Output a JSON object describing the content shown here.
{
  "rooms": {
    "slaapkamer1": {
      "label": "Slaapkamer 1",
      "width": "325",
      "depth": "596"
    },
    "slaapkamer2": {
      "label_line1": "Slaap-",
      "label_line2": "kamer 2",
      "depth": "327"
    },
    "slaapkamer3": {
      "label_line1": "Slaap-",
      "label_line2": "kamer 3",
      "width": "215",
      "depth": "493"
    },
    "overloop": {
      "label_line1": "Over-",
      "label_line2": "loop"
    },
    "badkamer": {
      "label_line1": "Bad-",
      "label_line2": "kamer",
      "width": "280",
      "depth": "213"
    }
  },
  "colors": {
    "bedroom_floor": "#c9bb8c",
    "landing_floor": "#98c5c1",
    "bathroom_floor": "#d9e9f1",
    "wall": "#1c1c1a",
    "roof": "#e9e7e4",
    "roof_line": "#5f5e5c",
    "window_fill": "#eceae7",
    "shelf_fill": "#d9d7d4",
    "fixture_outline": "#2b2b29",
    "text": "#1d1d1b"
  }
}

- - -

#### TASK OBJECTIVE:
The records above should be duplicated in full, exactly as given.

#### TASK RESULT:
Output a JSON object describing the content shown here.
{
  "rooms": {
    "slaapkamer1": {
      "label": "Slaapkamer 1",
      "width": "325",
      "depth": "596"
    },
    "slaapkamer2": {
      "label_line1": "Slaap-",
      "label_line2": "kamer 2",
      "depth": "327"
    },
    "slaapkamer3": {
      "label_line1": "Slaap-",
      "label_line2": "kamer 3",
      "width": "215",
      "depth": "493"
    },
    "overloop": {
      "label_line1": "Over-",
      "label_line2": "loop"
    },
    "badkamer": {
      "label_line1": "Bad-",
      "label_line2": "kamer",
      "width": "280",
      "depth": "213"
    }
  },
  "colors": {
    "bedroom_floor": "#c9bb8c",
    "landing_floor": "#98c5c1",
    "bathroom_floor": "#d9e9f1",
    "wall": "#1c1c1a",
    "roof": "#e9e7e4",
    "roof_line": "#5f5e5c",
    "window_fill": "#eceae7",
    "shelf_fill": "#d9d7d4",
    "fixture_outline": "#2b2b29",
    "text": "#1d1d1b"
  }
}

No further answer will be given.